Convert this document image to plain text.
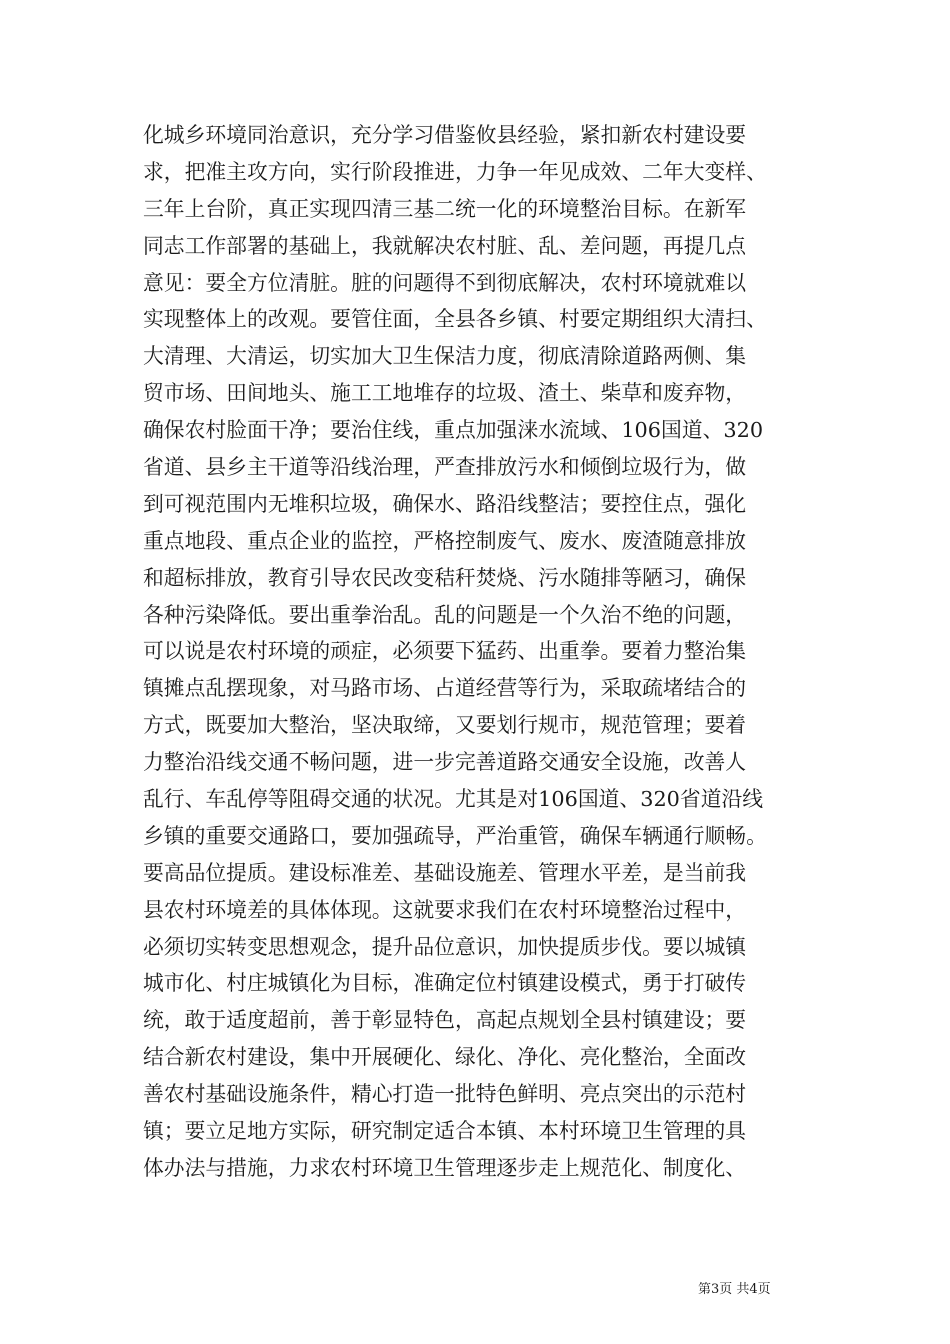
化城乡环境同治意识，充分学习借鉴攸县经验，紧扣新农村建设要
求，把准主攻方向，实行阶段推进，力争一年见成效、二年大变样、
三年上台阶，真正实现四清三基二统一化的环境整治目标。在新军
同志工作部署的基础上，我就解决农村脏、乱、差问题，再提几点
意见：要全方位清脏。脏的问题得不到彻底解决，农村环境就难以
实现整体上的改观。要管住面，全县各乡镇、村要定期组织大清扫、
大清理、大清运，切实加大卫生保洁力度，彻底清除道路两侧、集
贸市场、田间地头、施工工地堆存的垃圾、渣土、柴草和废弃物，
确保农村脸面干净；要治住线，重点加强涞水流域、106国道、320
省道、县乡主干道等沿线治理，严查排放污水和倾倒垃圾行为，做
到可视范围内无堆积垃圾，确保水、路沿线整洁；要控住点，强化
重点地段、重点企业的监控，严格控制废气、废水、废渣随意排放
和超标排放，教育引导农民改变秸秆焚烧、污水随排等陋习，确保
各种污染降低。要出重拳治乱。乱的问题是一个久治不绝的问题，
可以说是农村环境的顽症，必须要下猛药、出重拳。要着力整治集
镇摊点乱摆现象，对马路市场、占道经营等行为，采取疏堵结合的
方式，既要加大整治，坚决取缔，又要划行规市，规范管理；要着
力整治沿线交通不畅问题，进一步完善道路交通安全设施，改善人
乱行、车乱停等阻碍交通的状况。尤其是对106国道、320省道沿线
乡镇的重要交通路口，要加强疏导，严治重管，确保车辆通行顺畅。
要高品位提质。建设标准差、基础设施差、管理水平差，是当前我
县农村环境差的具体体现。这就要求我们在农村环境整治过程中，
必须切实转变思想观念，提升品位意识，加快提质步伐。要以城镇
城市化、村庄城镇化为目标，准确定位村镇建设模式，勇于打破传
统，敢于适度超前，善于彰显特色，高起点规划全县村镇建设；要
结合新农村建设，集中开展硬化、绿化、净化、亮化整治，全面改
善农村基础设施条件，精心打造一批特色鲜明、亮点突出的示范村
镇；要立足地方实际，研究制定适合本镇、本村环境卫生管理的具
体办法与措施，力求农村环境卫生管理逐步走上规范化、制度化、
第3页 共4页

Given problem ▸
What is needed is an exact reproduction of the data, pictures excluded.

Result ▸
Convert this document image to plain text.
化城乡环境同治意识，充分学习借鉴攸县经验，紧扣新农村建设要
求，把准主攻方向，实行阶段推进，力争一年见成效、二年大变样、
三年上台阶，真正实现四清三基二统一化的环境整治目标。在新军
同志工作部署的基础上，我就解决农村脏、乱、差问题，再提几点
意见：要全方位清脏。脏的问题得不到彻底解决，农村环境就难以
实现整体上的改观。要管住面，全县各乡镇、村要定期组织大清扫、
大清理、大清运，切实加大卫生保洁力度，彻底清除道路两侧、集
贸市场、田间地头、施工工地堆存的垃圾、渣土、柴草和废弃物，
确保农村脸面干净；要治住线，重点加强涞水流域、106国道、320
省道、县乡主干道等沿线治理，严查排放污水和倾倒垃圾行为，做
到可视范围内无堆积垃圾，确保水、路沿线整洁；要控住点，强化
重点地段、重点企业的监控，严格控制废气、废水、废渣随意排放
和超标排放，教育引导农民改变秸秆焚烧、污水随排等陋习，确保
各种污染降低。要出重拳治乱。乱的问题是一个久治不绝的问题，
可以说是农村环境的顽症，必须要下猛药、出重拳。要着力整治集
镇摊点乱摆现象，对马路市场、占道经营等行为，采取疏堵结合的
方式，既要加大整治，坚决取缔，又要划行规市，规范管理；要着
力整治沿线交通不畅问题，进一步完善道路交通安全设施，改善人
乱行、车乱停等阻碍交通的状况。尤其是对106国道、320省道沿线
乡镇的重要交通路口，要加强疏导，严治重管，确保车辆通行顺畅。
要高品位提质。建设标准差、基础设施差、管理水平差，是当前我
县农村环境差的具体体现。这就要求我们在农村环境整治过程中，
必须切实转变思想观念，提升品位意识，加快提质步伐。要以城镇
城市化、村庄城镇化为目标，准确定位村镇建设模式，勇于打破传
统，敢于适度超前，善于彰显特色，高起点规划全县村镇建设；要
结合新农村建设，集中开展硬化、绿化、净化、亮化整治，全面改
善农村基础设施条件，精心打造一批特色鲜明、亮点突出的示范村
镇；要立足地方实际，研究制定适合本镇、本村环境卫生管理的具
体办法与措施，力求农村环境卫生管理逐步走上规范化、制度化、
第3页 共4页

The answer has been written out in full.